Stored items
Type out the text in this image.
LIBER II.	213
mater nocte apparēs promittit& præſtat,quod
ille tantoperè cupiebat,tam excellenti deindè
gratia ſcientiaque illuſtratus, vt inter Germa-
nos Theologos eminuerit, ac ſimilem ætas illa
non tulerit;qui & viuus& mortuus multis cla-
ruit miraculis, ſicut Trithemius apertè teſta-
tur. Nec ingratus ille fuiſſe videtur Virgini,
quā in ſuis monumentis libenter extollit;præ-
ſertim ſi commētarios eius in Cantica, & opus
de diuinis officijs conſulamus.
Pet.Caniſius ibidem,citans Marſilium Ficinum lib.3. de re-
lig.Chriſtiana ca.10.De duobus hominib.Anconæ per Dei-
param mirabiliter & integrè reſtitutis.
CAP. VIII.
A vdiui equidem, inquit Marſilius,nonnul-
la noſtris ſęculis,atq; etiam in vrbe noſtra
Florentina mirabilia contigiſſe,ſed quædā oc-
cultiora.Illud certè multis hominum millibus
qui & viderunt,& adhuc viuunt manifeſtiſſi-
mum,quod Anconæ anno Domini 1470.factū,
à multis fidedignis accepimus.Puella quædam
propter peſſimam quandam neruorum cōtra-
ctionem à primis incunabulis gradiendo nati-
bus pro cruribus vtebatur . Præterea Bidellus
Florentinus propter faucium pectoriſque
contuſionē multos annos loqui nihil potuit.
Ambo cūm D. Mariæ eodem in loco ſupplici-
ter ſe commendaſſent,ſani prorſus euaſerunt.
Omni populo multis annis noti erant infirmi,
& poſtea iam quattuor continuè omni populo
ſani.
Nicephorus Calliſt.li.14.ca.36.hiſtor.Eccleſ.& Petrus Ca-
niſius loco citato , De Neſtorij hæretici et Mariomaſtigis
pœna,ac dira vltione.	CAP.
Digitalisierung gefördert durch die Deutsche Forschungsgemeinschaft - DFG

## Written problem
Report each line in the preceding entries that holds the string "ille".

## Task output
ille tantoperè cupiebat,tam excellenti deindè
tur. Nec ingratus ille fuiſſe videtur Virgini,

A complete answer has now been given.